* _Required task_:
Set down each record below precisely, skipping the pictures.

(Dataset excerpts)
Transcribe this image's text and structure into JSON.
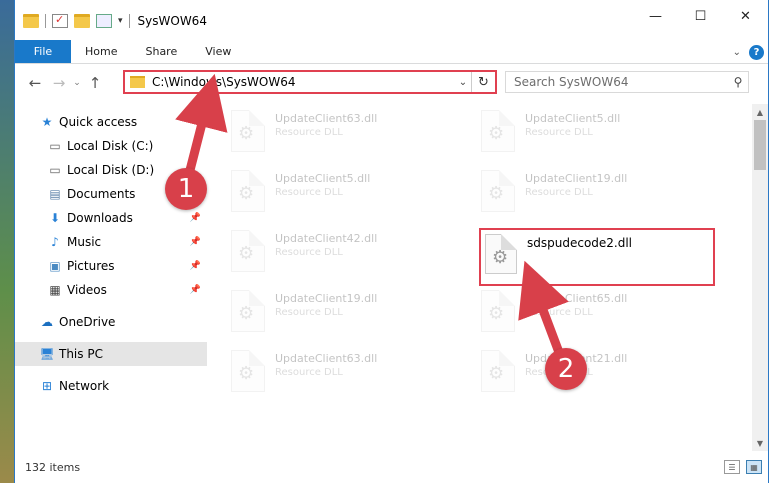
{
  "window": {
    "title": "SysWOW64"
  },
  "ribbon": {
    "tabs": [
      "File",
      "Home",
      "Share",
      "View"
    ]
  },
  "nav": {
    "address": "C:\\Windows\\SysWOW64",
    "search_placeholder": "Search SysWOW64"
  },
  "sidebar": {
    "items": [
      {
        "label": "Quick access",
        "icon": "star-icon",
        "pinned": false
      },
      {
        "label": "Local Disk (C:)",
        "icon": "drive-icon",
        "pinned": false
      },
      {
        "label": "Local Disk (D:)",
        "icon": "drive-icon",
        "pinned": false
      },
      {
        "label": "Documents",
        "icon": "documents-icon",
        "pinned": true
      },
      {
        "label": "Downloads",
        "icon": "download-icon",
        "pinned": true
      },
      {
        "label": "Music",
        "icon": "music-icon",
        "pinned": true
      },
      {
        "label": "Pictures",
        "icon": "pictures-icon",
        "pinned": true
      },
      {
        "label": "Videos",
        "icon": "videos-icon",
        "pinned": true
      },
      {
        "label": "OneDrive",
        "icon": "cloud-icon",
        "pinned": false
      },
      {
        "label": "This PC",
        "icon": "computer-icon",
        "pinned": false,
        "selected": true
      },
      {
        "label": "Network",
        "icon": "network-icon",
        "pinned": false
      }
    ]
  },
  "files": [
    {
      "name": "UpdateClient63.dll",
      "desc": "Resource DLL"
    },
    {
      "name": "UpdateClient5.dll",
      "desc": "Resource DLL"
    },
    {
      "name": "UpdateClient5.dll",
      "desc": "Resource DLL"
    },
    {
      "name": "UpdateClient19.dll",
      "desc": "Resource DLL"
    },
    {
      "name": "UpdateClient42.dll",
      "desc": "Resource DLL"
    },
    {
      "name": "sdspudecode2.dll",
      "desc": ""
    },
    {
      "name": "UpdateClient19.dll",
      "desc": "Resource DLL"
    },
    {
      "name": "UpdateClient65.dll",
      "desc": "Resource DLL"
    },
    {
      "name": "UpdateClient63.dll",
      "desc": "Resource DLL"
    },
    {
      "name": "UpdateClient21.dll",
      "desc": "Resource DLL"
    }
  ],
  "status": {
    "items_count": "132 items"
  },
  "annotations": {
    "step1": "1",
    "step2": "2"
  },
  "colors": {
    "accent": "#1979ca",
    "highlight": "#e04050",
    "badge": "#d8404a"
  }
}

* _Exercise result_:
Transcribe this image's text and structure into JSON.
{
  "window": {
    "title": "SysWOW64"
  },
  "ribbon": {
    "tabs": [
      "File",
      "Home",
      "Share",
      "View"
    ]
  },
  "nav": {
    "address": "C:\\Windows\\SysWOW64",
    "search_placeholder": "Search SysWOW64"
  },
  "sidebar": {
    "items": [
      {
        "label": "Quick access",
        "icon": "star-icon",
        "pinned": false
      },
      {
        "label": "Local Disk (C:)",
        "icon": "drive-icon",
        "pinned": false
      },
      {
        "label": "Local Disk (D:)",
        "icon": "drive-icon",
        "pinned": false
      },
      {
        "label": "Documents",
        "icon": "documents-icon",
        "pinned": true
      },
      {
        "label": "Downloads",
        "icon": "download-icon",
        "pinned": true
      },
      {
        "label": "Music",
        "icon": "music-icon",
        "pinned": true
      },
      {
        "label": "Pictures",
        "icon": "pictures-icon",
        "pinned": true
      },
      {
        "label": "Videos",
        "icon": "videos-icon",
        "pinned": true
      },
      {
        "label": "OneDrive",
        "icon": "cloud-icon",
        "pinned": false
      },
      {
        "label": "This PC",
        "icon": "computer-icon",
        "pinned": false,
        "selected": true
      },
      {
        "label": "Network",
        "icon": "network-icon",
        "pinned": false
      }
    ]
  },
  "files": [
    {
      "name": "UpdateClient63.dll",
      "desc": "Resource DLL"
    },
    {
      "name": "UpdateClient5.dll",
      "desc": "Resource DLL"
    },
    {
      "name": "UpdateClient5.dll",
      "desc": "Resource DLL"
    },
    {
      "name": "UpdateClient19.dll",
      "desc": "Resource DLL"
    },
    {
      "name": "UpdateClient42.dll",
      "desc": "Resource DLL"
    },
    {
      "name": "sdspudecode2.dll",
      "desc": ""
    },
    {
      "name": "UpdateClient19.dll",
      "desc": "Resource DLL"
    },
    {
      "name": "UpdateClient65.dll",
      "desc": "Resource DLL"
    },
    {
      "name": "UpdateClient63.dll",
      "desc": "Resource DLL"
    },
    {
      "name": "UpdateClient21.dll",
      "desc": "Resource DLL"
    }
  ],
  "status": {
    "items_count": "132 items"
  },
  "annotations": {
    "step1": "1",
    "step2": "2"
  },
  "colors": {
    "accent": "#1979ca",
    "highlight": "#e04050",
    "badge": "#d8404a"
  }
}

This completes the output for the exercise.